### [Objective]
Copy each line of the data below with the word "Apple".
[start of Material to process]
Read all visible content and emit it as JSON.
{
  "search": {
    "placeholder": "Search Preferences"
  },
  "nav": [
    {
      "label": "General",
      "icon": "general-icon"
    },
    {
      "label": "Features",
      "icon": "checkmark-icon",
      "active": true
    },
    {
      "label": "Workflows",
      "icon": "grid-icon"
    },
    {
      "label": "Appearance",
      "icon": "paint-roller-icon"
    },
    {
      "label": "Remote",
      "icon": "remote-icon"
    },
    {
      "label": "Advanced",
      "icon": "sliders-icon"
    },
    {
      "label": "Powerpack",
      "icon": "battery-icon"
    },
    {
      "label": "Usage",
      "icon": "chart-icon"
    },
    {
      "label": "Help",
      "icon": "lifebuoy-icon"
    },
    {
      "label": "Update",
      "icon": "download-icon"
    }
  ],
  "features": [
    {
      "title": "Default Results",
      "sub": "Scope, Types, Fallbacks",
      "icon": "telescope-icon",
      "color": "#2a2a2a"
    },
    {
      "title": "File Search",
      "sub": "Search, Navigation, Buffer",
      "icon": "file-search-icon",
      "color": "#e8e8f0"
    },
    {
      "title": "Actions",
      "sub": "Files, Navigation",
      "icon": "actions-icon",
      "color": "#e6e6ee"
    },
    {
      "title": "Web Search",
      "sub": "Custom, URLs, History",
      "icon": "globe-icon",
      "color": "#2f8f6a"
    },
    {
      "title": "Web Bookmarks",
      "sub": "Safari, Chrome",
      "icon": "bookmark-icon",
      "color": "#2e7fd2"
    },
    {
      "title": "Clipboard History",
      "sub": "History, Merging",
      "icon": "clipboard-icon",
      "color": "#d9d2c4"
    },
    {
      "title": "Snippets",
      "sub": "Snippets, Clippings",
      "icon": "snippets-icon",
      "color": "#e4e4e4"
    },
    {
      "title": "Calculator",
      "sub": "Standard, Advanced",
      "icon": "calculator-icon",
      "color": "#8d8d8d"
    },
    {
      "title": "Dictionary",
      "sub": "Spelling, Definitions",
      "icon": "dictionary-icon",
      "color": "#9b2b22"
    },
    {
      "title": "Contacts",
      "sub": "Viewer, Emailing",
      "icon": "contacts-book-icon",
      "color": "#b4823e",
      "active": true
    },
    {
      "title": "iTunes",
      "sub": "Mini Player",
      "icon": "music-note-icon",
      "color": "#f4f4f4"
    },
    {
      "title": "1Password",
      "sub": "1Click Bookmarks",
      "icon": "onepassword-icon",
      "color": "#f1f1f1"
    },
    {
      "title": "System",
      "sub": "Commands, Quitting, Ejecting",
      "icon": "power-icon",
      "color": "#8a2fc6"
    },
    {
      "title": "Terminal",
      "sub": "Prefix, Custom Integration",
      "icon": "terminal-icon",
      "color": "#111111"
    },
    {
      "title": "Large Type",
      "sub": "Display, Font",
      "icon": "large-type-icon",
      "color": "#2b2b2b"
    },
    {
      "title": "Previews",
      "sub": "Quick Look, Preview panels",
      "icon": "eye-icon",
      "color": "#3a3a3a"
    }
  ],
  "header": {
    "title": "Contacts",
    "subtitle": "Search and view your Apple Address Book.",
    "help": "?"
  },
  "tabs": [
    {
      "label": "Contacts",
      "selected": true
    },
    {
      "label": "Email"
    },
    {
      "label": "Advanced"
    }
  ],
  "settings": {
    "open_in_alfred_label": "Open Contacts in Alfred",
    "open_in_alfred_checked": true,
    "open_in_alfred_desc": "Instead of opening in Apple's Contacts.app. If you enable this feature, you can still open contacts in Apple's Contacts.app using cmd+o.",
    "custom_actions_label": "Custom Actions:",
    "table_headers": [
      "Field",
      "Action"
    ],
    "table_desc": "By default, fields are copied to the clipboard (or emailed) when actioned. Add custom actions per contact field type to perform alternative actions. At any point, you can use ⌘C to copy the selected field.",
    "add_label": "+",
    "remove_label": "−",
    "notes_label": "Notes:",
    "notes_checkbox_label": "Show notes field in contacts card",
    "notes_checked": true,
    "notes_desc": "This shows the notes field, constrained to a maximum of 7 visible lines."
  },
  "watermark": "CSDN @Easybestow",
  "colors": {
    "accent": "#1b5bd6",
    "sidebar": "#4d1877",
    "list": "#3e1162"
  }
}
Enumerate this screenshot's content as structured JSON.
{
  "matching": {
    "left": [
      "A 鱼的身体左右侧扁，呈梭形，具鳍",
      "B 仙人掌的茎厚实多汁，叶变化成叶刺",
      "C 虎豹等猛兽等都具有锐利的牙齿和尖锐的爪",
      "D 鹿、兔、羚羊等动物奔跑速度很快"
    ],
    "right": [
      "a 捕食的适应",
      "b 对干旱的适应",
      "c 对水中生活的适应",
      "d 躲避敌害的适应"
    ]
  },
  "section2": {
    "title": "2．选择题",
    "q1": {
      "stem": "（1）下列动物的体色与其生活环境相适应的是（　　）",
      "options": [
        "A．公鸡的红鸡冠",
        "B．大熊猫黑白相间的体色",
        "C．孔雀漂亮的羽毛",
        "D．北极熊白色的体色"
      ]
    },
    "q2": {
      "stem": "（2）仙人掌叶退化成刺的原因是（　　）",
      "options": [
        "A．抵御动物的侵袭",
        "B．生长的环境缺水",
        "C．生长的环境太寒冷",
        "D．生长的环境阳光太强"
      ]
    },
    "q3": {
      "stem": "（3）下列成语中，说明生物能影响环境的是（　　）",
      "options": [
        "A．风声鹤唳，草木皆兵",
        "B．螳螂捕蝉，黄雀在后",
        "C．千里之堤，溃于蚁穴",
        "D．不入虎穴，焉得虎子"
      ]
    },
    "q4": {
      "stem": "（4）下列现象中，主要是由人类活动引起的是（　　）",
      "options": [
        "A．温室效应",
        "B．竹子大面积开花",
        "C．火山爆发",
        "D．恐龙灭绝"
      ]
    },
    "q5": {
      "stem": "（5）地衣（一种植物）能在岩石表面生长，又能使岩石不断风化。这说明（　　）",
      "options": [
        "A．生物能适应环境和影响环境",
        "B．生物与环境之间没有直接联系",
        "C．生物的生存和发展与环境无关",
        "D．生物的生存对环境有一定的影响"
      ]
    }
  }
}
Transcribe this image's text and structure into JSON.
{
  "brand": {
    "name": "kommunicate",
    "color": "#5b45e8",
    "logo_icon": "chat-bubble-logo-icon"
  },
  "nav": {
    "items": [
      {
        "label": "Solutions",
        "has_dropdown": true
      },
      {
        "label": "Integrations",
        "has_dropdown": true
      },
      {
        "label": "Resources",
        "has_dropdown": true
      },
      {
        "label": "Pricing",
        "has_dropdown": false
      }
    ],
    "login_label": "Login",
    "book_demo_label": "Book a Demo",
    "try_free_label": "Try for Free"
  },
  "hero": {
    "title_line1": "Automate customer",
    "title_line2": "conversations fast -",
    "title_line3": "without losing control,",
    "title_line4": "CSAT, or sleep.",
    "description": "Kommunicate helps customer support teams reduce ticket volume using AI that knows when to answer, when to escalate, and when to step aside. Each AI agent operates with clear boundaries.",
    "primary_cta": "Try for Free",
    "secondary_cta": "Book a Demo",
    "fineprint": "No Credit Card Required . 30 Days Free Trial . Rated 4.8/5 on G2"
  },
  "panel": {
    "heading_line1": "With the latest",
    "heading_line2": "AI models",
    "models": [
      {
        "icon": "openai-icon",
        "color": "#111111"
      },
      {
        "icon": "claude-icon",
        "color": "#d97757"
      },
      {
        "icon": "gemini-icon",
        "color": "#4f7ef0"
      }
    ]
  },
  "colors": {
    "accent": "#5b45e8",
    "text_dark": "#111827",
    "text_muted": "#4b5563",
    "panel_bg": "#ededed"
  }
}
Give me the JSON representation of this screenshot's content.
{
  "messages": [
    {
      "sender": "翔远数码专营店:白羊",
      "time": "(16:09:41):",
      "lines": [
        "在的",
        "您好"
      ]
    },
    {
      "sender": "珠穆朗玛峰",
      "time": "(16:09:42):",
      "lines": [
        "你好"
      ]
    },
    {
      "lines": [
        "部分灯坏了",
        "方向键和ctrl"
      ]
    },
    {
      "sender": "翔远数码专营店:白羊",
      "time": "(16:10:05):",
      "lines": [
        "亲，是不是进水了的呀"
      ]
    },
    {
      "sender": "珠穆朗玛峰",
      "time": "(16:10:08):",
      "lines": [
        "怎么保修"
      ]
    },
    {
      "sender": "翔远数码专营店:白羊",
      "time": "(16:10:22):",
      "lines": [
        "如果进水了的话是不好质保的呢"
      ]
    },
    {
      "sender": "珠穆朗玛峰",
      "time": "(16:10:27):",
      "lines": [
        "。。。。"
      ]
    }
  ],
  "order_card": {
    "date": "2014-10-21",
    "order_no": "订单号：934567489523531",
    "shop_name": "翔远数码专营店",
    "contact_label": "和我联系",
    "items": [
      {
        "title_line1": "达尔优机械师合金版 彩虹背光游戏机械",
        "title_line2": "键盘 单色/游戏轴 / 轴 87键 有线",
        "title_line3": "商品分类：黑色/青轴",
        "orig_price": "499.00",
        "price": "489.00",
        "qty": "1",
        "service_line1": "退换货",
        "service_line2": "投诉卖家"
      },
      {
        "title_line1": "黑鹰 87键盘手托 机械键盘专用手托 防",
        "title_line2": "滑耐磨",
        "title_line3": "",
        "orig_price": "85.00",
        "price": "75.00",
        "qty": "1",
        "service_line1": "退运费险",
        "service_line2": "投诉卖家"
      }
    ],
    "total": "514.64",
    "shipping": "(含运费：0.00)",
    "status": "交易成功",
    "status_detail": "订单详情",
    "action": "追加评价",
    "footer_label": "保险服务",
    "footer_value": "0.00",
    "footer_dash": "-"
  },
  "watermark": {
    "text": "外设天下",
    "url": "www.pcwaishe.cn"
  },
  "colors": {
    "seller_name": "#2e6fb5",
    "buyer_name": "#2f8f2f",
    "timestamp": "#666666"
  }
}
[end of Material to process]
### [Exercise result]
    "subtitle": "Search and view your Apple Address Book.",
    "open_in_alfred_desc": "Instead of opening in Apple's Contacts.app. If you enable this feature, you can still open contacts in Apple's Contacts.app using cmd+o.",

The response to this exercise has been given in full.